** start INFORMATION GIVEN **
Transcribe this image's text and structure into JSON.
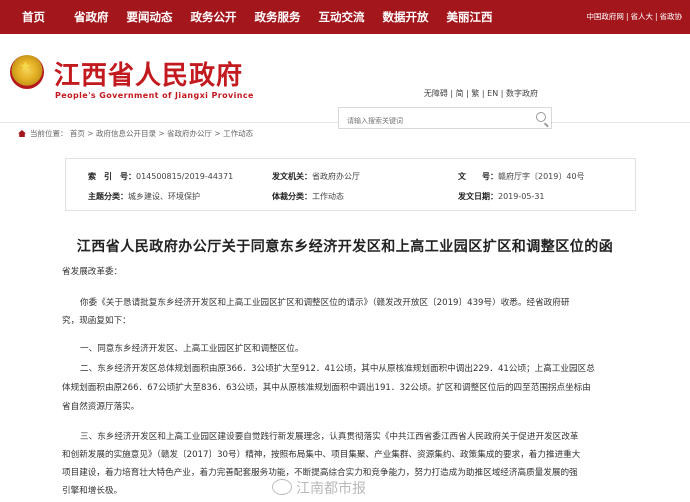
{
  "topnav": {
    "items": [
      "首页",
      "省政府",
      "要闻动态",
      "政务公开",
      "政务服务",
      "互动交流",
      "数据开放",
      "美丽江西"
    ],
    "right_links": [
      "中国政府网",
      "省人大",
      "省政协"
    ]
  },
  "header": {
    "title_cn": "江西省人民政府",
    "title_en": "People's Government of Jiangxi Province",
    "lang_links": [
      "无障碍",
      "简",
      "繁",
      "EN",
      "数字政府"
    ],
    "search_placeholder": "请输入搜索关键词"
  },
  "breadcrumb": {
    "label": "当前位置：",
    "path": [
      "首页",
      "政府信息公开目录",
      "省政府办公厅",
      "工作动态"
    ]
  },
  "meta": {
    "index_label": "索　引　号：",
    "index_value": "014500815/2019-44371",
    "org_label": "发文机关：",
    "org_value": "省政府办公厅",
    "docno_label": "文　　号：",
    "docno_value": "赣府厅字〔2019〕40号",
    "topic_label": "主题分类：",
    "topic_value": "城乡建设、环境保护",
    "type_label": "体裁分类：",
    "type_value": "工作动态",
    "date_label": "发文日期：",
    "date_value": "2019-05-31"
  },
  "doc": {
    "title": "江西省人民政府办公厅关于同意东乡经济开发区和上高工业园区扩区和调整区位的函",
    "salutation": "省发展改革委：",
    "p1a": "你委《关于恳请批复东乡经济开发区和上高工业园区扩区和调整区位的请示》（赣发改开放区〔2019〕439号）收悉。经省政府研",
    "p1b": "究，现函复如下：",
    "p2": "一、同意东乡经济开发区、上高工业园区扩区和调整区位。",
    "p3a": "二、东乡经济开发区总体规划面积由原366．3公顷扩大至912．41公顷，其中从原核准规划面积中调出229．41公顷；上高工业园区总",
    "p3b": "体规划面积由原266．67公顷扩大至836．63公顷，其中从原核准规划面积中调出191．32公顷。扩区和调整区位后的四至范围拐点坐标由",
    "p3c": "省自然资源厅落实。",
    "p4a": "三、东乡经济开发区和上高工业园区建设要自觉践行新发展理念，认真贯彻落实《中共江西省委江西省人民政府关于促进开发区改革",
    "p4b": "和创新发展的实施意见》（赣发〔2017〕30号）精神，按照布局集中、项目集聚、产业集群、资源集约、政策集成的要求，着力推进重大",
    "p4c": "项目建设，着力培育壮大特色产业，着力完善配套服务功能，不断提高综合实力和竞争能力，努力打造成为助推区域经济高质量发展的强",
    "p4d": "引擎和增长极。"
  },
  "watermark": "江南都市报"
}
** end INFORMATION GIVEN **
REQUIRED TASK – Copy each line above precisely, dropping the pictures.

CORRECT OUTPUT –
Transcribe this image's text and structure into JSON.
{
  "topnav": {
    "items": [
      "首页",
      "省政府",
      "要闻动态",
      "政务公开",
      "政务服务",
      "互动交流",
      "数据开放",
      "美丽江西"
    ],
    "right_links": [
      "中国政府网",
      "省人大",
      "省政协"
    ]
  },
  "header": {
    "title_cn": "江西省人民政府",
    "title_en": "People's Government of Jiangxi Province",
    "lang_links": [
      "无障碍",
      "简",
      "繁",
      "EN",
      "数字政府"
    ],
    "search_placeholder": "请输入搜索关键词"
  },
  "breadcrumb": {
    "label": "当前位置：",
    "path": [
      "首页",
      "政府信息公开目录",
      "省政府办公厅",
      "工作动态"
    ]
  },
  "meta": {
    "index_label": "索　引　号：",
    "index_value": "014500815/2019-44371",
    "org_label": "发文机关：",
    "org_value": "省政府办公厅",
    "docno_label": "文　　号：",
    "docno_value": "赣府厅字〔2019〕40号",
    "topic_label": "主题分类：",
    "topic_value": "城乡建设、环境保护",
    "type_label": "体裁分类：",
    "type_value": "工作动态",
    "date_label": "发文日期：",
    "date_value": "2019-05-31"
  },
  "doc": {
    "title": "江西省人民政府办公厅关于同意东乡经济开发区和上高工业园区扩区和调整区位的函",
    "salutation": "省发展改革委：",
    "p1a": "你委《关于恳请批复东乡经济开发区和上高工业园区扩区和调整区位的请示》（赣发改开放区〔2019〕439号）收悉。经省政府研",
    "p1b": "究，现函复如下：",
    "p2": "一、同意东乡经济开发区、上高工业园区扩区和调整区位。",
    "p3a": "二、东乡经济开发区总体规划面积由原366．3公顷扩大至912．41公顷，其中从原核准规划面积中调出229．41公顷；上高工业园区总",
    "p3b": "体规划面积由原266．67公顷扩大至836．63公顷，其中从原核准规划面积中调出191．32公顷。扩区和调整区位后的四至范围拐点坐标由",
    "p3c": "省自然资源厅落实。",
    "p4a": "三、东乡经济开发区和上高工业园区建设要自觉践行新发展理念，认真贯彻落实《中共江西省委江西省人民政府关于促进开发区改革",
    "p4b": "和创新发展的实施意见》（赣发〔2017〕30号）精神，按照布局集中、项目集聚、产业集群、资源集约、政策集成的要求，着力推进重大",
    "p4c": "项目建设，着力培育壮大特色产业，着力完善配套服务功能，不断提高综合实力和竞争能力，努力打造成为助推区域经济高质量发展的强",
    "p4d": "引擎和增长极。"
  },
  "watermark": "江南都市报"
}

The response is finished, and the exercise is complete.